* Start *

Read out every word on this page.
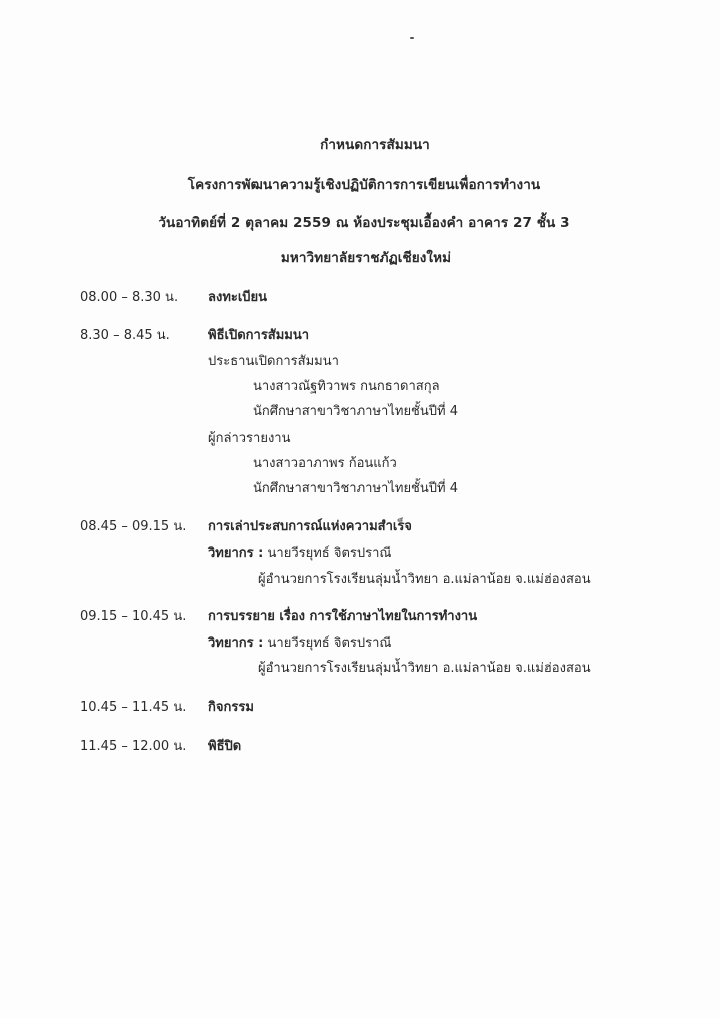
กำหนดการสัมมนา
โครงการพัฒนาความรู้เชิงปฏิบัติการการเขียนเพื่อการทำงาน
วันอาทิตย์ที่ 2 ตุลาคม 2559 ณ ห้องประชุมเอื้องคำ อาคาร 27 ชั้น 3
มหาวิทยาลัยราชภัฏเชียงใหม่
08.00 – 8.30 น. ลงทะเบียน
8.30 – 8.45 น.	พิธีเปิดการสัมมนา
ประธานเปิดการสัมมนา
นางสาวณัฐทิวาพร กนกธาดาสกุล
นักศึกษาสาขาวิชาภาษาไทยชั้นปีที่ 4
ผู้กล่าวรายงาน
นางสาวอาภาพร ก้อนแก้ว
นักศึกษาสาขาวิชาภาษาไทยชั้นปีที่ 4
08.45 – 09.15 น. การเล่าประสบการณ์แห่งความสำเร็จ
วิทยากร : นายวีรยุทธ์ จิตรปราณี
ผู้อำนวยการโรงเรียนลุ่มน้ำวิทยา อ.แม่ลาน้อย จ.แม่ฮ่องสอน
09.15 – 10.45 น. การบรรยาย เรื่อง การใช้ภาษาไทยในการทำงาน
วิทยากร : นายวีรยุทธ์ จิตรปราณี
ผู้อำนวยการโรงเรียนลุ่มน้ำวิทยา อ.แม่ลาน้อย จ.แม่ฮ่องสอน
10.45 – 11.45 น. กิจกรรม
11.45 – 12.00 น. พิธีปิด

* End *

What to produce: Reproduce the material above verbatim; omit every picture.

Answer in full:
Read out every word on this page.
กำหนดการสัมมนา
โครงการพัฒนาความรู้เชิงปฏิบัติการการเขียนเพื่อการทำงาน
วันอาทิตย์ที่ 2 ตุลาคม 2559 ณ ห้องประชุมเอื้องคำ อาคาร 27 ชั้น 3
มหาวิทยาลัยราชภัฏเชียงใหม่
08.00 – 8.30 น. ลงทะเบียน
8.30 – 8.45 น.	พิธีเปิดการสัมมนา
ประธานเปิดการสัมมนา
นางสาวณัฐทิวาพร กนกธาดาสกุล
นักศึกษาสาขาวิชาภาษาไทยชั้นปีที่ 4
ผู้กล่าวรายงาน
นางสาวอาภาพร ก้อนแก้ว
นักศึกษาสาขาวิชาภาษาไทยชั้นปีที่ 4
08.45 – 09.15 น. การเล่าประสบการณ์แห่งความสำเร็จ
วิทยากร : นายวีรยุทธ์ จิตรปราณี
ผู้อำนวยการโรงเรียนลุ่มน้ำวิทยา อ.แม่ลาน้อย จ.แม่ฮ่องสอน
09.15 – 10.45 น. การบรรยาย เรื่อง การใช้ภาษาไทยในการทำงาน
วิทยากร : นายวีรยุทธ์ จิตรปราณี
ผู้อำนวยการโรงเรียนลุ่มน้ำวิทยา อ.แม่ลาน้อย จ.แม่ฮ่องสอน
10.45 – 11.45 น. กิจกรรม
11.45 – 12.00 น. พิธีปิด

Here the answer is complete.